Report how many lines in the listing below include the word "best". Write nothing besides the number.
===== EXTRACTED ENTRIES =====
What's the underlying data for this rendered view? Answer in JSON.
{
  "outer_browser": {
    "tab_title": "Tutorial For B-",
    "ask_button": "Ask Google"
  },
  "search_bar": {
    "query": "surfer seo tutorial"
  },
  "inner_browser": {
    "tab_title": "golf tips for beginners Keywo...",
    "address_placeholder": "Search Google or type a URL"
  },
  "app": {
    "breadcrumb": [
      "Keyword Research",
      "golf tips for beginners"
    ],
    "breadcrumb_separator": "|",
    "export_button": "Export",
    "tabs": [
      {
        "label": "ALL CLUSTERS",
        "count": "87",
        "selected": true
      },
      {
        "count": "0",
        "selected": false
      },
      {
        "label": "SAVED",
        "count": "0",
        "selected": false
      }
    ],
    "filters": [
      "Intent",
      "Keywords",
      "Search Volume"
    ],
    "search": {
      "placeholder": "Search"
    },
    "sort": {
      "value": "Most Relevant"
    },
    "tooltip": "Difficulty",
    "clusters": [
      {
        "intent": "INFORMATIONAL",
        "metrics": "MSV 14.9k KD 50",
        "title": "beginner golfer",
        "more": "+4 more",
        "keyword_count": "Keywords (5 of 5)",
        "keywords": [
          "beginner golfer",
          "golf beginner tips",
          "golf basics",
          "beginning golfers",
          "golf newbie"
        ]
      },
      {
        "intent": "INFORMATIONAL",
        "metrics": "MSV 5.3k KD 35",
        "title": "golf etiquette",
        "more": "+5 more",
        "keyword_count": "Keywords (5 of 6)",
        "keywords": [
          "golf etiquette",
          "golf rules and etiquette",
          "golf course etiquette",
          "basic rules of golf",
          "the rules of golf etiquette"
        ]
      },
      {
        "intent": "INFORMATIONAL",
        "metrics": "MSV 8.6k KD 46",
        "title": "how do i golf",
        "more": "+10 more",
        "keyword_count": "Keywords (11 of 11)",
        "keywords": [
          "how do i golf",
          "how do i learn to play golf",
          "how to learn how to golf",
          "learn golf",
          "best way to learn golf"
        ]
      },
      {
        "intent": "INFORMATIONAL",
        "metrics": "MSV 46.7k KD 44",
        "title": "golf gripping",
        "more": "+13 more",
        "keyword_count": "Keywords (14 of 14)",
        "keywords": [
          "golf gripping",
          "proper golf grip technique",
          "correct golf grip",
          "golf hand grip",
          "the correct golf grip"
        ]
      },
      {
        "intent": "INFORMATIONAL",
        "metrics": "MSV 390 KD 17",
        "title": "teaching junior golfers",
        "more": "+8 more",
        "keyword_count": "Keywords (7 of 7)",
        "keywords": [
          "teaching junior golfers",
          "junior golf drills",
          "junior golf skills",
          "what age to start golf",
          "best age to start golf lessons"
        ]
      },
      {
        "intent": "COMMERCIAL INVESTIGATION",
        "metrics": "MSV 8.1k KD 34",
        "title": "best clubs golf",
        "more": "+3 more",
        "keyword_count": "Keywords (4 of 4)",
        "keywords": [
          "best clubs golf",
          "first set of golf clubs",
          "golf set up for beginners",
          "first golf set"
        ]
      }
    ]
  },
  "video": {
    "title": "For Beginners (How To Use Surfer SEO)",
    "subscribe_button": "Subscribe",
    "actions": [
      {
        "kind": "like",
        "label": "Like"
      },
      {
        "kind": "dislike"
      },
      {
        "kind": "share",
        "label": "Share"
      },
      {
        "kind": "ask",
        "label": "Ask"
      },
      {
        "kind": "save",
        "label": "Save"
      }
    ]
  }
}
=====
◆ ANSWER IN FULL ◆
4